**Material provided**.
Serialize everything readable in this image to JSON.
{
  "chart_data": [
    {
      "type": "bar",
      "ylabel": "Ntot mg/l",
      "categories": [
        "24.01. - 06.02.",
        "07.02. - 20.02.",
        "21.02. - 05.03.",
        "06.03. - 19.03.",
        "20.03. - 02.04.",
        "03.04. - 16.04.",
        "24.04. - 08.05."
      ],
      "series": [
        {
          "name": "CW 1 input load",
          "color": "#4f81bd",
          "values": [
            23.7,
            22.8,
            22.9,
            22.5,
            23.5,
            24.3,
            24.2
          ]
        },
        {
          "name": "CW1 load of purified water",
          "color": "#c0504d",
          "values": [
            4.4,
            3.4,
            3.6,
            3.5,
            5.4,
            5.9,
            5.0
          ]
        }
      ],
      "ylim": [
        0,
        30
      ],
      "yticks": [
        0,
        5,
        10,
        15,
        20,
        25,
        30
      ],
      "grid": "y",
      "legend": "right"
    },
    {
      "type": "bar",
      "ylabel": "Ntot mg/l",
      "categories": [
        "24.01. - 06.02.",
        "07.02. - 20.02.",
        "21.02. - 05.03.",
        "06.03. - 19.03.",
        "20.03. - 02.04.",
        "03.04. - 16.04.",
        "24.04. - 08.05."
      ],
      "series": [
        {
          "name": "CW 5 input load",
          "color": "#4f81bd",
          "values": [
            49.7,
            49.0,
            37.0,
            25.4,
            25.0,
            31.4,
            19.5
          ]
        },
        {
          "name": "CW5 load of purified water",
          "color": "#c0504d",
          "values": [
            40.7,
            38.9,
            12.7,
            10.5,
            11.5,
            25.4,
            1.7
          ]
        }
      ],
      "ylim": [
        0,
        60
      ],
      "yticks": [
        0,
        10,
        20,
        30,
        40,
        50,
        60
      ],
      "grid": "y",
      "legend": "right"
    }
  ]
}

**Task statement**. Retype the listing above in full, with no alterations.

**Complete answer**.
Serialize everything readable in this image to JSON.
{
  "chart_data": [
    {
      "type": "bar",
      "ylabel": "Ntot mg/l",
      "categories": [
        "24.01. - 06.02.",
        "07.02. - 20.02.",
        "21.02. - 05.03.",
        "06.03. - 19.03.",
        "20.03. - 02.04.",
        "03.04. - 16.04.",
        "24.04. - 08.05."
      ],
      "series": [
        {
          "name": "CW 1 input load",
          "color": "#4f81bd",
          "values": [
            23.7,
            22.8,
            22.9,
            22.5,
            23.5,
            24.3,
            24.2
          ]
        },
        {
          "name": "CW1 load of purified water",
          "color": "#c0504d",
          "values": [
            4.4,
            3.4,
            3.6,
            3.5,
            5.4,
            5.9,
            5.0
          ]
        }
      ],
      "ylim": [
        0,
        30
      ],
      "yticks": [
        0,
        5,
        10,
        15,
        20,
        25,
        30
      ],
      "grid": "y",
      "legend": "right"
    },
    {
      "type": "bar",
      "ylabel": "Ntot mg/l",
      "categories": [
        "24.01. - 06.02.",
        "07.02. - 20.02.",
        "21.02. - 05.03.",
        "06.03. - 19.03.",
        "20.03. - 02.04.",
        "03.04. - 16.04.",
        "24.04. - 08.05."
      ],
      "series": [
        {
          "name": "CW 5 input load",
          "color": "#4f81bd",
          "values": [
            49.7,
            49.0,
            37.0,
            25.4,
            25.0,
            31.4,
            19.5
          ]
        },
        {
          "name": "CW5 load of purified water",
          "color": "#c0504d",
          "values": [
            40.7,
            38.9,
            12.7,
            10.5,
            11.5,
            25.4,
            1.7
          ]
        }
      ],
      "ylim": [
        0,
        60
      ],
      "yticks": [
        0,
        10,
        20,
        30,
        40,
        50,
        60
      ],
      "grid": "y",
      "legend": "right"
    }
  ]
}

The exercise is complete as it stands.